Short exercise >> Isolate every line in the records below with "JSON" in it.

Material to process >>
[Start]

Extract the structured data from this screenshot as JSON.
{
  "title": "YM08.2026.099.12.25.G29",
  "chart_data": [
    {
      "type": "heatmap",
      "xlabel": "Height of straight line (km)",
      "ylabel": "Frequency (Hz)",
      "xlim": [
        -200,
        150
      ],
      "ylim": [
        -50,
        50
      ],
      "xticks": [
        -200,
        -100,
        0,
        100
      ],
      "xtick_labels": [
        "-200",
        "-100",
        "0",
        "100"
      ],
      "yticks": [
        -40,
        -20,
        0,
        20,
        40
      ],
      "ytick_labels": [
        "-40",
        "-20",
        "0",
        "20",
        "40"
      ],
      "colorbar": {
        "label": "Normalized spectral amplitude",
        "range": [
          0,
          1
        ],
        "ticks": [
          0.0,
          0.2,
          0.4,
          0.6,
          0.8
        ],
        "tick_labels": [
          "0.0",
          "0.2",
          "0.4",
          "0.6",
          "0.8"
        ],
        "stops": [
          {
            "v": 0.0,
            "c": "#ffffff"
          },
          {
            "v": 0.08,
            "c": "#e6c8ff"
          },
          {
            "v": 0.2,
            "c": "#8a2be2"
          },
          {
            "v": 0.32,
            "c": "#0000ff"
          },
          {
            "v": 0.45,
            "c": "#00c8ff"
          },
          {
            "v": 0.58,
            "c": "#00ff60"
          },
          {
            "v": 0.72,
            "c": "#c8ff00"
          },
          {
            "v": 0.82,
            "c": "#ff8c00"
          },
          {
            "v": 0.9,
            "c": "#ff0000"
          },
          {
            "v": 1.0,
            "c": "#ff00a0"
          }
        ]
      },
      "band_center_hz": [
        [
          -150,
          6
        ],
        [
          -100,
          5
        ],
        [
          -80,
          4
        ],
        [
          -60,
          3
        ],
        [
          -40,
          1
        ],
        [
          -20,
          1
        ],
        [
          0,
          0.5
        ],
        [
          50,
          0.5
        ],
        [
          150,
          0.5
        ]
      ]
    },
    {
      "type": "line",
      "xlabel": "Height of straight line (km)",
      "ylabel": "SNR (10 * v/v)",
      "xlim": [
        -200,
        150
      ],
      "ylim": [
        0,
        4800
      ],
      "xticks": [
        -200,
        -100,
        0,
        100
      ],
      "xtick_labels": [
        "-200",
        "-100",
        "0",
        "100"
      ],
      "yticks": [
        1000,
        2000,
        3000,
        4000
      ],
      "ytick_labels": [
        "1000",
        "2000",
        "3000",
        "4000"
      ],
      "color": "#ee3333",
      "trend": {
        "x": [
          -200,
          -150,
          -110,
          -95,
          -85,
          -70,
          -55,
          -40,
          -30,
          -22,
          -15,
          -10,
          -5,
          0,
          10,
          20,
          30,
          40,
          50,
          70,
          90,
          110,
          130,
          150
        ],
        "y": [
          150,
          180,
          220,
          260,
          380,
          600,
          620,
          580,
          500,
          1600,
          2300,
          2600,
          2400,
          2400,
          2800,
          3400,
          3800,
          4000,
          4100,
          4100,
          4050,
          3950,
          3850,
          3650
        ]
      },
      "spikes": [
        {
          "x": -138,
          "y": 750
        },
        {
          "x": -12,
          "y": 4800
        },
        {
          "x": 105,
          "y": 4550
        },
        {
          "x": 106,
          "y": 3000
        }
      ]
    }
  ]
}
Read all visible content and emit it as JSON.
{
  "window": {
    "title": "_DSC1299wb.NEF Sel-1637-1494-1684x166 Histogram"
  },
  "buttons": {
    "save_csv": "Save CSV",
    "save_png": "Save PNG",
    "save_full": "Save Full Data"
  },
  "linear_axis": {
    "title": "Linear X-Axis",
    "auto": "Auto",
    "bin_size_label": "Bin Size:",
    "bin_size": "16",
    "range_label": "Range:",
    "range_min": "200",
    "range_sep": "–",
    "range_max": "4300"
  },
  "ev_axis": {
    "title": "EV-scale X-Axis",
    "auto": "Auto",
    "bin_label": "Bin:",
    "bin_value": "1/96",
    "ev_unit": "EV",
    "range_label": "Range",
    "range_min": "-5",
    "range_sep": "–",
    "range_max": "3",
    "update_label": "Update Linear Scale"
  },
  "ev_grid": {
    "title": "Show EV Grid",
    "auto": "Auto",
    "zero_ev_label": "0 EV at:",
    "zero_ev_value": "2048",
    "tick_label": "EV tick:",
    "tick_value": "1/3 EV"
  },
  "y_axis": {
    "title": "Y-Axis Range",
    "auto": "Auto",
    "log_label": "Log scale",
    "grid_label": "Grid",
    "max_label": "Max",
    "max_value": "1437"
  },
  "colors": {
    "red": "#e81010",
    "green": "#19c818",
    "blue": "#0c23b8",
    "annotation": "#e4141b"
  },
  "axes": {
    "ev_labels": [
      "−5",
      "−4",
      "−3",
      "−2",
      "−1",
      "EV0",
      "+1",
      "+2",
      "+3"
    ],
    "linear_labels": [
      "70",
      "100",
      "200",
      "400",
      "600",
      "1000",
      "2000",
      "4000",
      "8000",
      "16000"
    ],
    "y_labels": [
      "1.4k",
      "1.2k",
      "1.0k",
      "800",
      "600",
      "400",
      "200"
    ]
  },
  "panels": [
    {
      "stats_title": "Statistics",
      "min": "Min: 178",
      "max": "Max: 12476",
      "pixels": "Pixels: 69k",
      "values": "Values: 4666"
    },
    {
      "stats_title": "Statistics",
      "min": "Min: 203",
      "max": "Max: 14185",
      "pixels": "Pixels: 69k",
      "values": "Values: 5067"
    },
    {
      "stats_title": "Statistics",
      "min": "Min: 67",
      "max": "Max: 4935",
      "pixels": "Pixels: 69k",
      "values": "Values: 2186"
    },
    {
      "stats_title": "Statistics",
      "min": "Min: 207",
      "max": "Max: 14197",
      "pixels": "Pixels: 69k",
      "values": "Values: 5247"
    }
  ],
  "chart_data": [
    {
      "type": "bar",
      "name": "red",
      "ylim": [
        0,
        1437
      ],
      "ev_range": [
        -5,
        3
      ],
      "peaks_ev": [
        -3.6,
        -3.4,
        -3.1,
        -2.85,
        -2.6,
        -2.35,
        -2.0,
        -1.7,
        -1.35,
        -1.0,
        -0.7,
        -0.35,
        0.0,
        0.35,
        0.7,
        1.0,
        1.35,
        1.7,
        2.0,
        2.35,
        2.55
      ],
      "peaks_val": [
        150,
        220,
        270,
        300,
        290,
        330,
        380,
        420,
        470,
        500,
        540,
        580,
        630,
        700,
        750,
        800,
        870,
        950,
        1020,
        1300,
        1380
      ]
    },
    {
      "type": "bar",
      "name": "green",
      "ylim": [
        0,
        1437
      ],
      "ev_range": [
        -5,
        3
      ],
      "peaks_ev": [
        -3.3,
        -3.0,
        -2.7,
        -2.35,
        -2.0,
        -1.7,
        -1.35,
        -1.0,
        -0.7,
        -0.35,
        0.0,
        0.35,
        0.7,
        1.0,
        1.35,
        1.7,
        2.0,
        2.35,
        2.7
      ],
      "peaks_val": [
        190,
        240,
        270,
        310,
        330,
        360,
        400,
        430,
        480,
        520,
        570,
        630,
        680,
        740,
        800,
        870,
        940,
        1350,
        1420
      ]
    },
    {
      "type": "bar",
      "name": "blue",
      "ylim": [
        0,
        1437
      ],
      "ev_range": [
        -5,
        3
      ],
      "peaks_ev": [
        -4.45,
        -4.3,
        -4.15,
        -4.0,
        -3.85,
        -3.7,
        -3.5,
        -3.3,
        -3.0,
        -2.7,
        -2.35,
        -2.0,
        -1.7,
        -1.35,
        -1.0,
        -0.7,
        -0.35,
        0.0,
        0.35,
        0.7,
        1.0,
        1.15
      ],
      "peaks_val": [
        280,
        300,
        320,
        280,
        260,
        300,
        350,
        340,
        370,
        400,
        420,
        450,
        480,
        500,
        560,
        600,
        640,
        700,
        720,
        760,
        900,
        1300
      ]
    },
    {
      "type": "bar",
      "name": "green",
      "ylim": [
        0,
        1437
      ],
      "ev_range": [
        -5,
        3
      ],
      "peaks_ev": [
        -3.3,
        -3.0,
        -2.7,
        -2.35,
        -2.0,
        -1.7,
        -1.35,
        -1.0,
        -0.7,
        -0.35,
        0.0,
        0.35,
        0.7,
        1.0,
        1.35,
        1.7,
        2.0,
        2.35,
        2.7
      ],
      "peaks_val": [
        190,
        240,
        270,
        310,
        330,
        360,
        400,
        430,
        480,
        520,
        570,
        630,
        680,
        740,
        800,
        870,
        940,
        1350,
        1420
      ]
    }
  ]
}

[End]

Response below >>
Extract the structured data from this screenshot as JSON.
Read all visible content and emit it as JSON.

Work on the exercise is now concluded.